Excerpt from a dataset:
-*-
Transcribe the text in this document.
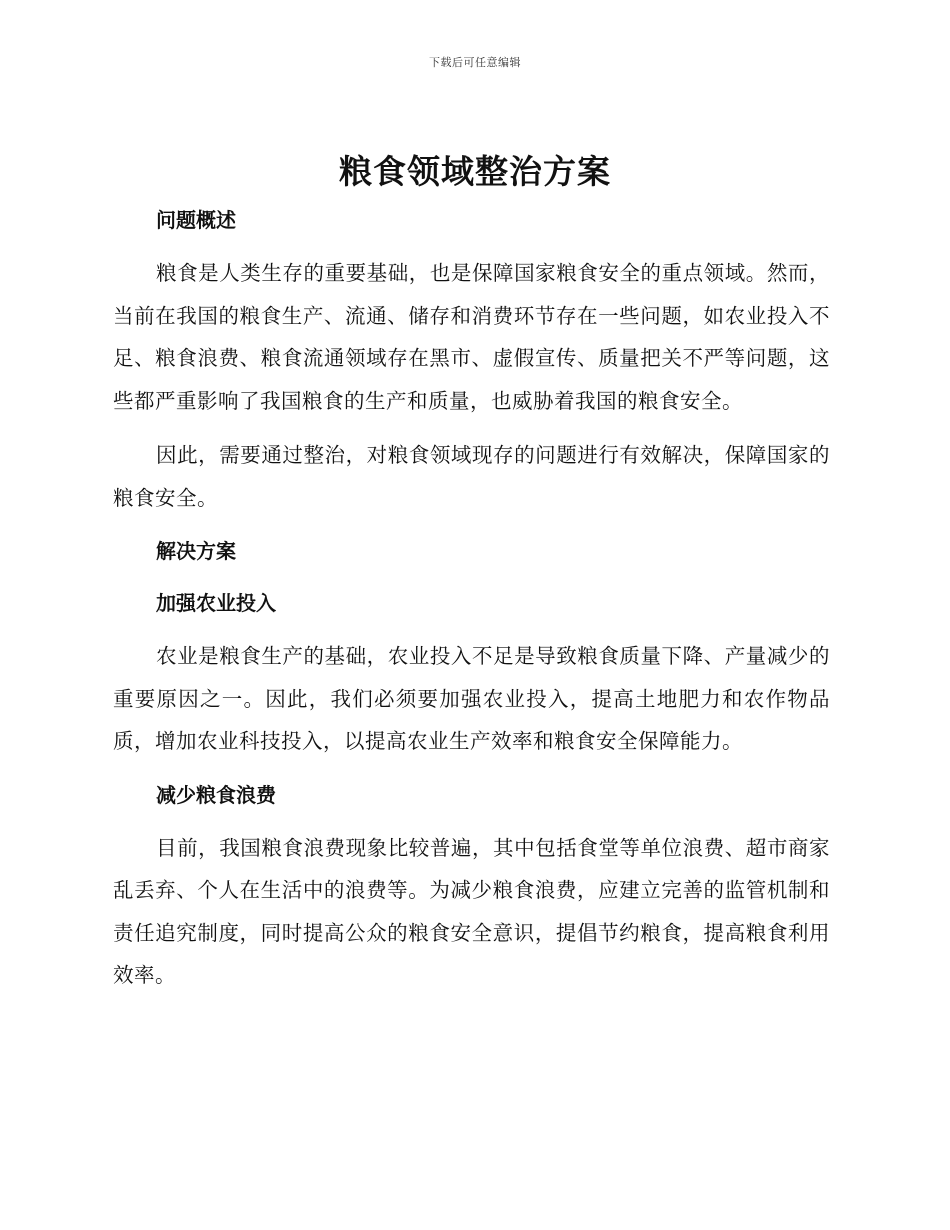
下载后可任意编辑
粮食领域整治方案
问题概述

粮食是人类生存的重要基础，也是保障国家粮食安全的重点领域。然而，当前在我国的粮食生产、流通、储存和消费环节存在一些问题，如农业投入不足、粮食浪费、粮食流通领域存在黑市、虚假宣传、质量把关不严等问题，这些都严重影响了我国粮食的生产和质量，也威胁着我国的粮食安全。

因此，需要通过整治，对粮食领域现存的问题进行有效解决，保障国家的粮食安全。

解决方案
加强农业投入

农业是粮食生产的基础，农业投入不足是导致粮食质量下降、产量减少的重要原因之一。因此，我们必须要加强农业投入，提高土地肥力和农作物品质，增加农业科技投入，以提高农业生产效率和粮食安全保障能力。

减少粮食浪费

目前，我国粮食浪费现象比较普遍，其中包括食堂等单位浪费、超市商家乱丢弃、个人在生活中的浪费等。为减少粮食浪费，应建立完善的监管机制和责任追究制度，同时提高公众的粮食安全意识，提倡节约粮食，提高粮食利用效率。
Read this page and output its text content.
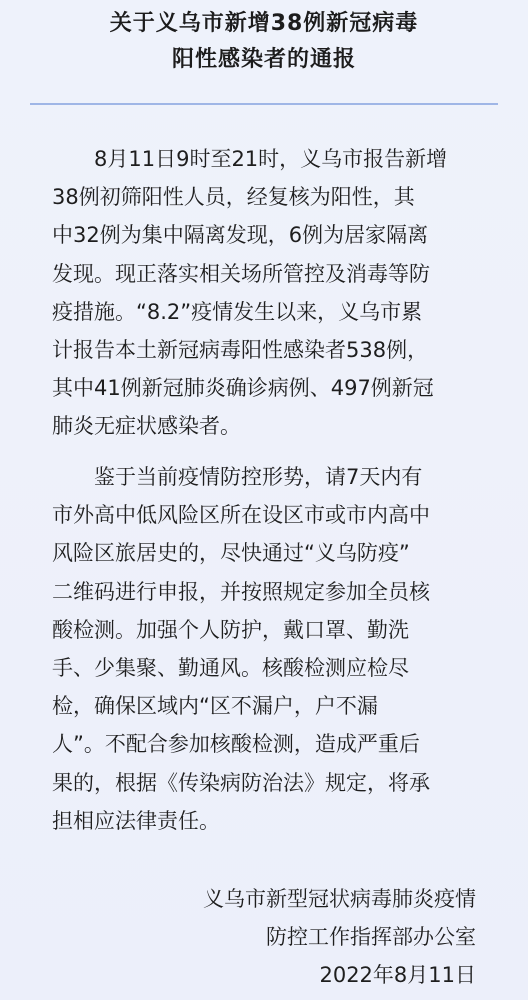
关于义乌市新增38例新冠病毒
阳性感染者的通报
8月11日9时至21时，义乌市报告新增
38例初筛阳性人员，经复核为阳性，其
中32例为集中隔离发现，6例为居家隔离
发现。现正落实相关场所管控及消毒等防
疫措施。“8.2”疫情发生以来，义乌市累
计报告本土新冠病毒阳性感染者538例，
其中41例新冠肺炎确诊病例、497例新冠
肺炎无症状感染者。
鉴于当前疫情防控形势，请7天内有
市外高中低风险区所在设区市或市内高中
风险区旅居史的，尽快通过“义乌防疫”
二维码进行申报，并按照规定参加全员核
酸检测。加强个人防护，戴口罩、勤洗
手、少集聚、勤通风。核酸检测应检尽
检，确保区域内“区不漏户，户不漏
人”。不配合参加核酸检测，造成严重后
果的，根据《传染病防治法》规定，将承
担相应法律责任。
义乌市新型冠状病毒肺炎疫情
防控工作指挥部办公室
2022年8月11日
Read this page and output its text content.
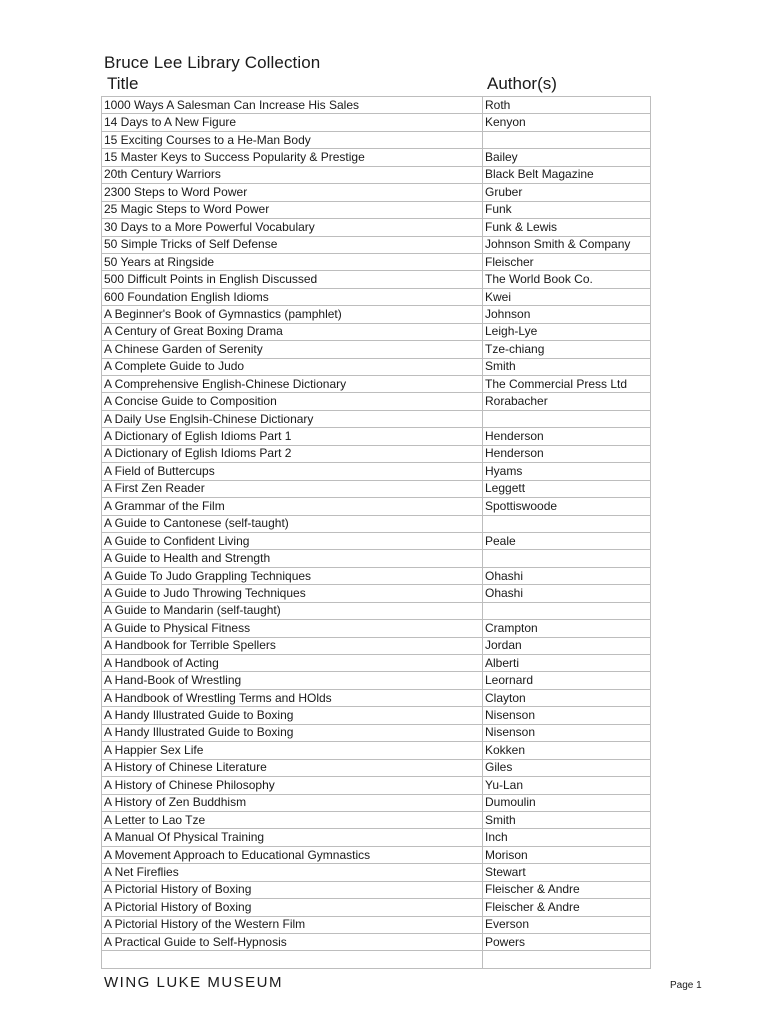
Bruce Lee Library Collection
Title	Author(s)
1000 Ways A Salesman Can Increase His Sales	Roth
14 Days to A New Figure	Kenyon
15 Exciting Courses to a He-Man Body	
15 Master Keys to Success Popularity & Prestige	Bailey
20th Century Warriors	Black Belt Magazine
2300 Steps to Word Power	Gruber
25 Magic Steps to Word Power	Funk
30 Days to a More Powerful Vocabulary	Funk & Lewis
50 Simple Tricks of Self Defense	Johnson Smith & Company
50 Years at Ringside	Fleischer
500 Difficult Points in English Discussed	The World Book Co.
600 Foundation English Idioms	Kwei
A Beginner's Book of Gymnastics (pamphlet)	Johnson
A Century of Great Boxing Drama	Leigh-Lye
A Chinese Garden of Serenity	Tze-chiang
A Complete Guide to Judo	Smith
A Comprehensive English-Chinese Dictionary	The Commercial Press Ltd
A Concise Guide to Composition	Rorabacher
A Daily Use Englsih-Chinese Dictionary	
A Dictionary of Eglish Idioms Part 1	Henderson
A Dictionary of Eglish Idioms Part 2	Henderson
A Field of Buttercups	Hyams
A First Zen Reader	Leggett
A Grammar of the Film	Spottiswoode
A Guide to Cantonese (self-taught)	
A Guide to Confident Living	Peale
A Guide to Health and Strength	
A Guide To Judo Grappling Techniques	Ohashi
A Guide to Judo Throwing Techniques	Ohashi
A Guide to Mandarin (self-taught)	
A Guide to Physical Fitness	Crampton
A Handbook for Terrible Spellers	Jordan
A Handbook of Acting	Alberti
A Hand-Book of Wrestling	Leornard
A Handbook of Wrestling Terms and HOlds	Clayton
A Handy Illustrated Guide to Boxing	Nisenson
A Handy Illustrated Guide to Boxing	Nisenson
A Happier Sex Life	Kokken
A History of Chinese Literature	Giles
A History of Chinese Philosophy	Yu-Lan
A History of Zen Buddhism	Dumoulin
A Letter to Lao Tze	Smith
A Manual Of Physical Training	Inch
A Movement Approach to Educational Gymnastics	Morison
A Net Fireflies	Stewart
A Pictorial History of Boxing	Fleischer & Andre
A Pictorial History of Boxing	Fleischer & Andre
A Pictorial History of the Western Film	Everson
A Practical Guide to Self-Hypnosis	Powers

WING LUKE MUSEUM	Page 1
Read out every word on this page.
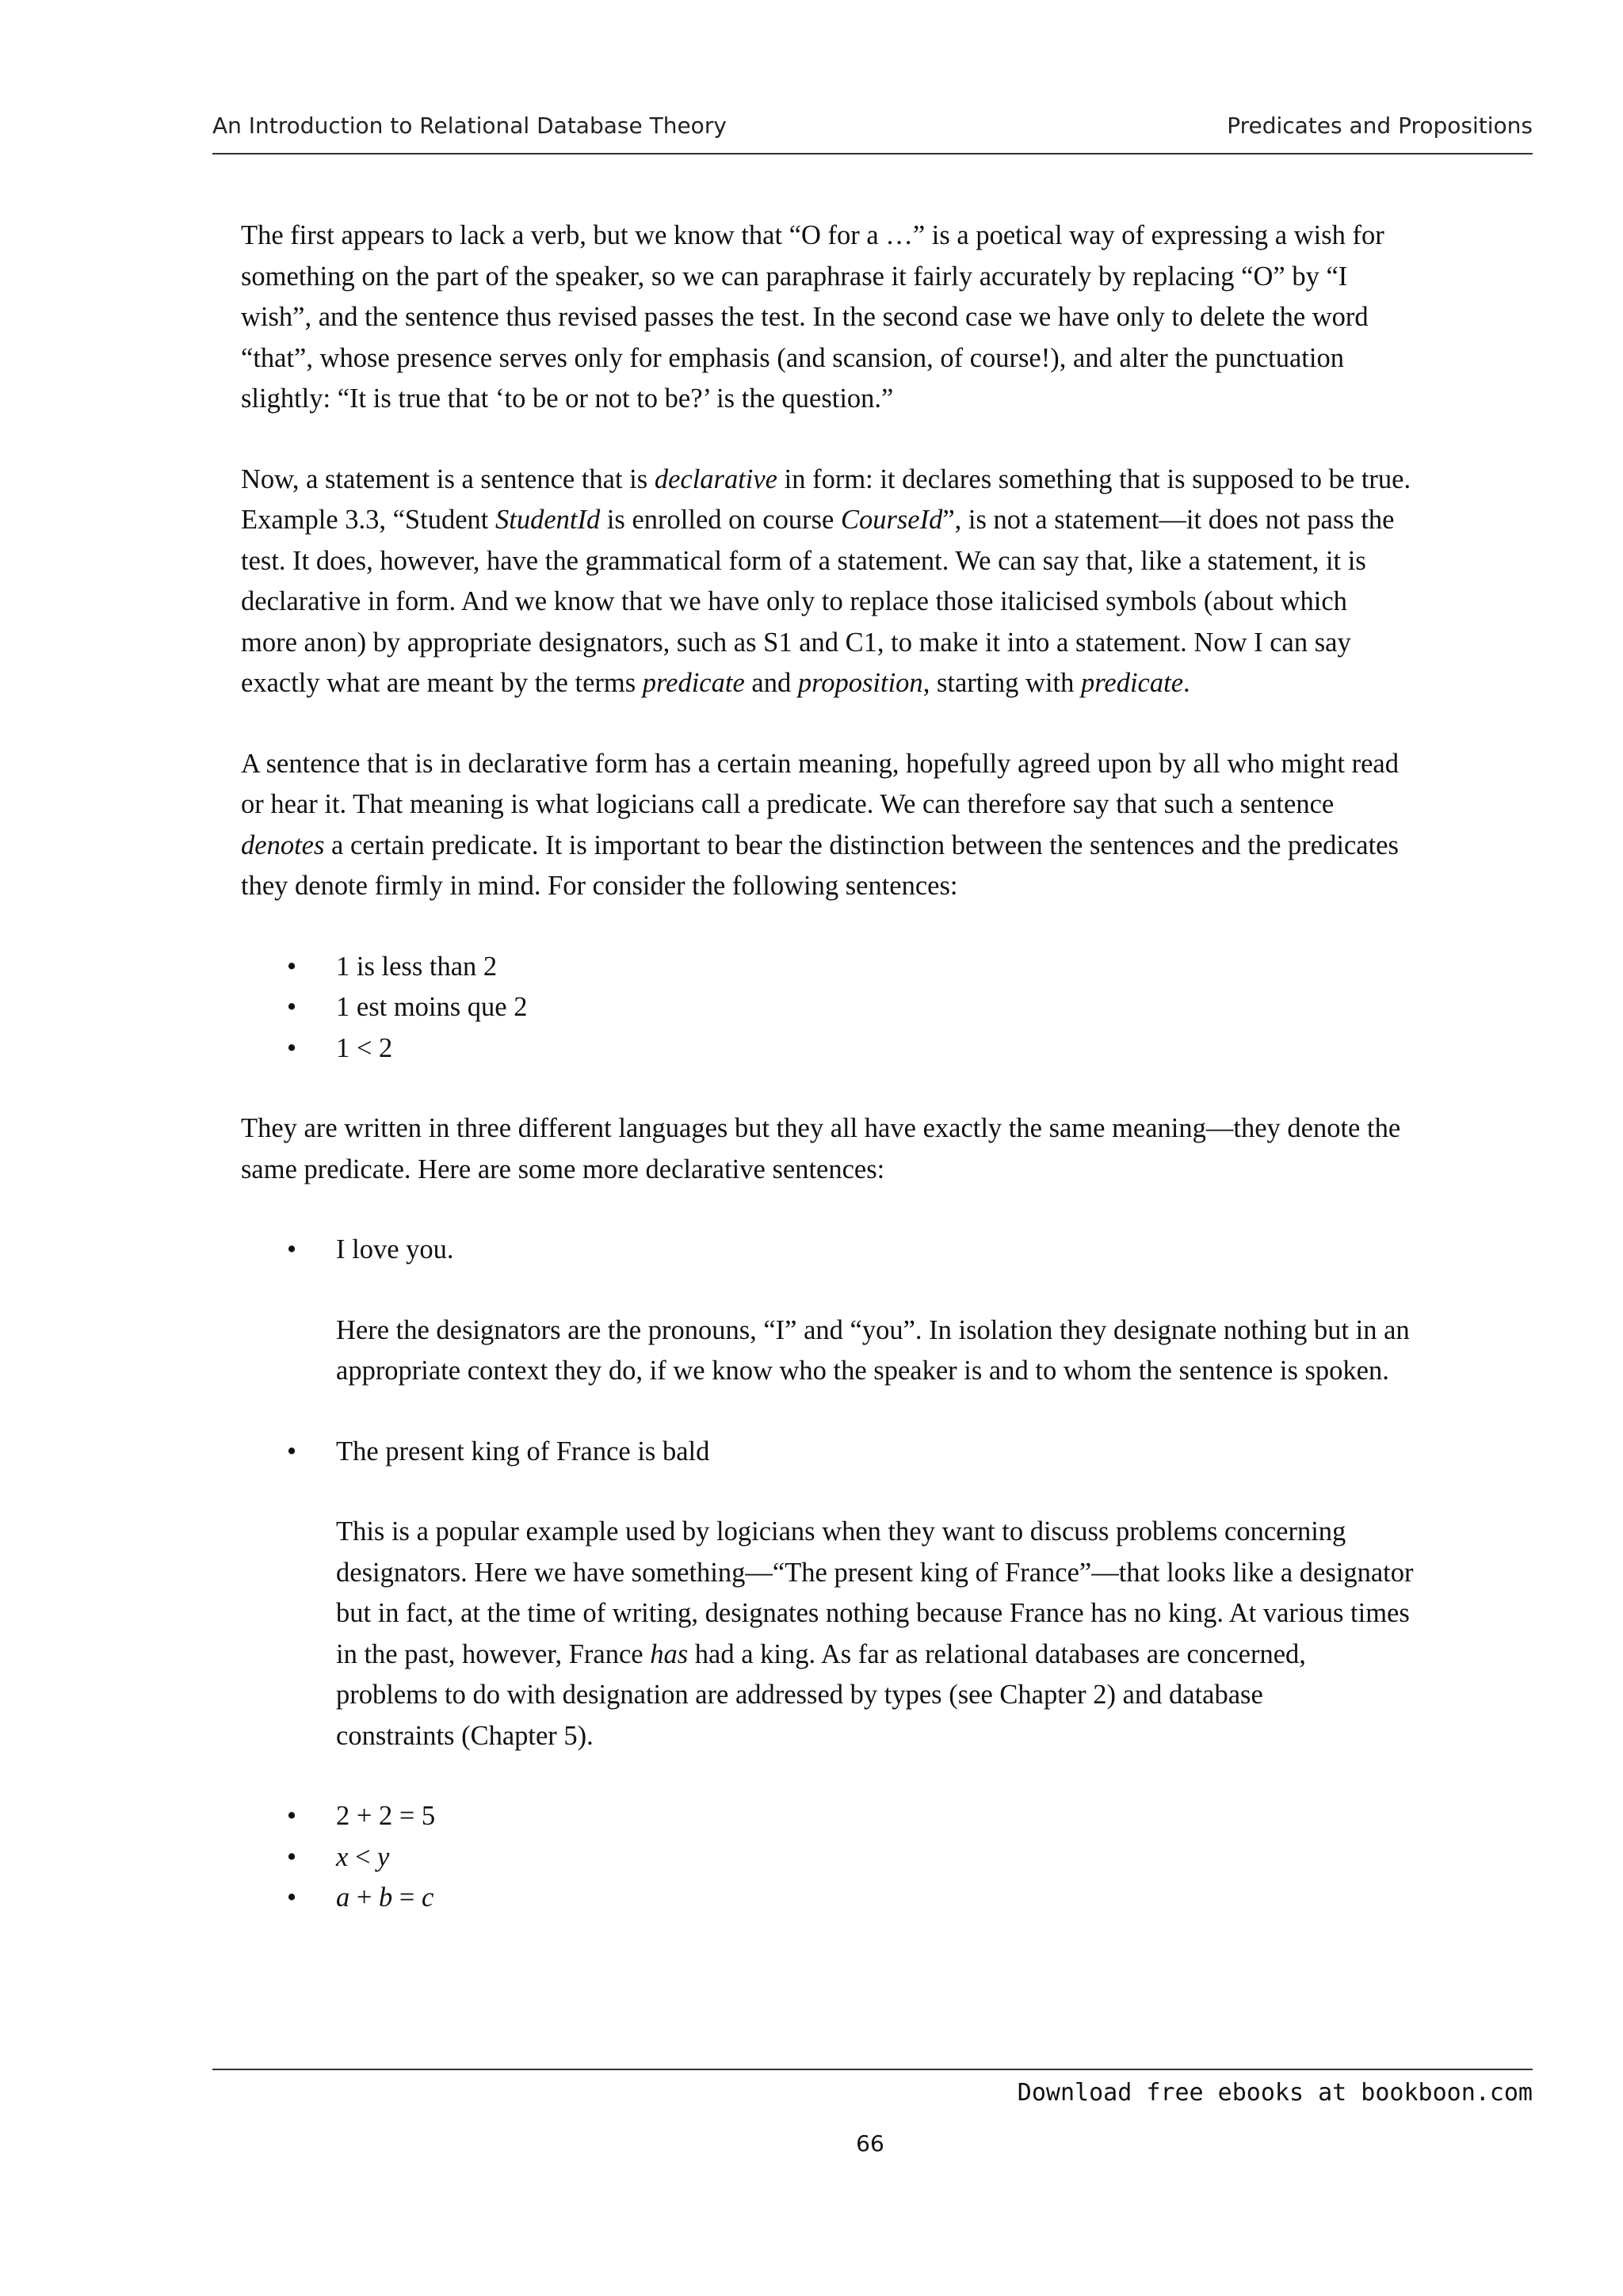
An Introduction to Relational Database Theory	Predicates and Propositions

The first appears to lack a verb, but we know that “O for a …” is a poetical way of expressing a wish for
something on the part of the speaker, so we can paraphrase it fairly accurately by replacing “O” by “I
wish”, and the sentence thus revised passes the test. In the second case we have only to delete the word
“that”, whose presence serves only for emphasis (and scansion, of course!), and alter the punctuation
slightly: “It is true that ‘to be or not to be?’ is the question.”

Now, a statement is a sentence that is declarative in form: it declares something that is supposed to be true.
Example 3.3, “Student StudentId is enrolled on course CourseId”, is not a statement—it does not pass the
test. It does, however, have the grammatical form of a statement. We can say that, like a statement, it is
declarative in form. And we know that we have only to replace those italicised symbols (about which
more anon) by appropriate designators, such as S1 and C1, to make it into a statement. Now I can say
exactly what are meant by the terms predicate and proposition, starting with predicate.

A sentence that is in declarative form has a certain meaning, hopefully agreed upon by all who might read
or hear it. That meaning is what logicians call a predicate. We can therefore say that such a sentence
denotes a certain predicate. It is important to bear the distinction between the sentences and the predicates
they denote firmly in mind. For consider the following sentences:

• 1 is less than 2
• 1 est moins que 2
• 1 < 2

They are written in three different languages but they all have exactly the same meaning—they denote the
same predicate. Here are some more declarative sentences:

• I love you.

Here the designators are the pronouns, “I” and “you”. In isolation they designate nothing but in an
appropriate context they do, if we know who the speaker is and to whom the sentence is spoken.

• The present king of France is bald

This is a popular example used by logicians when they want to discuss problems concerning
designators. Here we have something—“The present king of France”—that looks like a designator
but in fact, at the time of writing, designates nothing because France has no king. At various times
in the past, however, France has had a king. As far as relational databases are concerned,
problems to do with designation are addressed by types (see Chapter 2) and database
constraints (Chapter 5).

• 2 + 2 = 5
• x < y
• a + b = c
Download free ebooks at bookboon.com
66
-*-
AIM. Print all the records again exactly; do not include any picture.

THE OUTPUT.
Transcribe the text in this document.
下载后可任意编辑
粮食领域整治方案
问题概述

粮食是人类生存的重要基础，也是保障国家粮食安全的重点领域。然而，当前在我国的粮食生产、流通、储存和消费环节存在一些问题，如农业投入不足、粮食浪费、粮食流通领域存在黑市、虚假宣传、质量把关不严等问题，这些都严重影响了我国粮食的生产和质量，也威胁着我国的粮食安全。

因此，需要通过整治，对粮食领域现存的问题进行有效解决，保障国家的粮食安全。

解决方案
加强农业投入

农业是粮食生产的基础，农业投入不足是导致粮食质量下降、产量减少的重要原因之一。因此，我们必须要加强农业投入，提高土地肥力和农作物品质，增加农业科技投入，以提高农业生产效率和粮食安全保障能力。

减少粮食浪费

目前，我国粮食浪费现象比较普遍，其中包括食堂等单位浪费、超市商家乱丢弃、个人在生活中的浪费等。为减少粮食浪费，应建立完善的监管机制和责任追究制度，同时提高公众的粮食安全意识，提倡节约粮食，提高粮食利用效率。
Read this page and output its text content.
关于义乌市新增38例新冠病毒
阳性感染者的通报
8月11日9时至21时，义乌市报告新增
38例初筛阳性人员，经复核为阳性，其
中32例为集中隔离发现，6例为居家隔离
发现。现正落实相关场所管控及消毒等防
疫措施。“8.2”疫情发生以来，义乌市累
计报告本土新冠病毒阳性感染者538例，
其中41例新冠肺炎确诊病例、497例新冠
肺炎无症状感染者。
鉴于当前疫情防控形势，请7天内有
市外高中低风险区所在设区市或市内高中
风险区旅居史的，尽快通过“义乌防疫”
二维码进行申报，并按照规定参加全员核
酸检测。加强个人防护，戴口罩、勤洗
手、少集聚、勤通风。核酸检测应检尽
检，确保区域内“区不漏户，户不漏
人”。不配合参加核酸检测，造成严重后
果的，根据《传染病防治法》规定，将承
担相应法律责任。
义乌市新型冠状病毒肺炎疫情
防控工作指挥部办公室
2022年8月11日
Read this page and output its text content.
Bruce Lee Library Collection
Title	Author(s)
1000 Ways A Salesman Can Increase His Sales	Roth
14 Days to A New Figure	Kenyon
15 Exciting Courses to a He-Man Body	
15 Master Keys to Success Popularity & Prestige	Bailey
20th Century Warriors	Black Belt Magazine
2300 Steps to Word Power	Gruber
25 Magic Steps to Word Power	Funk
30 Days to a More Powerful Vocabulary	Funk & Lewis
50 Simple Tricks of Self Defense	Johnson Smith & Company
50 Years at Ringside	Fleischer
500 Difficult Points in English Discussed	The World Book Co.
600 Foundation English Idioms	Kwei
A Beginner's Book of Gymnastics (pamphlet)	Johnson
A Century of Great Boxing Drama	Leigh-Lye
A Chinese Garden of Serenity	Tze-chiang
A Complete Guide to Judo	Smith
A Comprehensive English-Chinese Dictionary	The Commercial Press Ltd
A Concise Guide to Composition	Rorabacher
A Daily Use Englsih-Chinese Dictionary	
A Dictionary of Eglish Idioms Part 1	Henderson
A Dictionary of Eglish Idioms Part 2	Henderson
A Field of Buttercups	Hyams
A First Zen Reader	Leggett
A Grammar of the Film	Spottiswoode
A Guide to Cantonese (self-taught)	
A Guide to Confident Living	Peale
A Guide to Health and Strength	
A Guide To Judo Grappling Techniques	Ohashi
A Guide to Judo Throwing Techniques	Ohashi
A Guide to Mandarin (self-taught)	
A Guide to Physical Fitness	Crampton
A Handbook for Terrible Spellers	Jordan
A Handbook of Acting	Alberti
A Hand-Book of Wrestling	Leornard
A Handbook of Wrestling Terms and HOlds	Clayton
A Handy Illustrated Guide to Boxing	Nisenson
A Handy Illustrated Guide to Boxing	Nisenson
A Happier Sex Life	Kokken
A History of Chinese Literature	Giles
A History of Chinese Philosophy	Yu-Lan
A History of Zen Buddhism	Dumoulin
A Letter to Lao Tze	Smith
A Manual Of Physical Training	Inch
A Movement Approach to Educational Gymnastics	Morison
A Net Fireflies	Stewart
A Pictorial History of Boxing	Fleischer & Andre
A Pictorial History of Boxing	Fleischer & Andre
A Pictorial History of the Western Film	Everson
A Practical Guide to Self-Hypnosis	Powers

WING LUKE MUSEUM	Page 1
Read out every word on this page.
An Introduction to Relational Database Theory	Predicates and Propositions

The first appears to lack a verb, but we know that “O for a …” is a poetical way of expressing a wish for
something on the part of the speaker, so we can paraphrase it fairly accurately by replacing “O” by “I
wish”, and the sentence thus revised passes the test. In the second case we have only to delete the word
“that”, whose presence serves only for emphasis (and scansion, of course!), and alter the punctuation
slightly: “It is true that ‘to be or not to be?’ is the question.”

Now, a statement is a sentence that is declarative in form: it declares something that is supposed to be true.
Example 3.3, “Student StudentId is enrolled on course CourseId”, is not a statement—it does not pass the
test. It does, however, have the grammatical form of a statement. We can say that, like a statement, it is
declarative in form. And we know that we have only to replace those italicised symbols (about which
more anon) by appropriate designators, such as S1 and C1, to make it into a statement. Now I can say
exactly what are meant by the terms predicate and proposition, starting with predicate.

A sentence that is in declarative form has a certain meaning, hopefully agreed upon by all who might read
or hear it. That meaning is what logicians call a predicate. We can therefore say that such a sentence
denotes a certain predicate. It is important to bear the distinction between the sentences and the predicates
they denote firmly in mind. For consider the following sentences:

• 1 is less than 2
• 1 est moins que 2
• 1 < 2

They are written in three different languages but they all have exactly the same meaning—they denote the
same predicate. Here are some more declarative sentences:

• I love you.

Here the designators are the pronouns, “I” and “you”. In isolation they designate nothing but in an
appropriate context they do, if we know who the speaker is and to whom the sentence is spoken.

• The present king of France is bald

This is a popular example used by logicians when they want to discuss problems concerning
designators. Here we have something—“The present king of France”—that looks like a designator
but in fact, at the time of writing, designates nothing because France has no king. At various times
in the past, however, France has had a king. As far as relational databases are concerned,
problems to do with designation are addressed by types (see Chapter 2) and database
constraints (Chapter 5).

• 2 + 2 = 5
• x < y
• a + b = c
Download free ebooks at bookboon.com
66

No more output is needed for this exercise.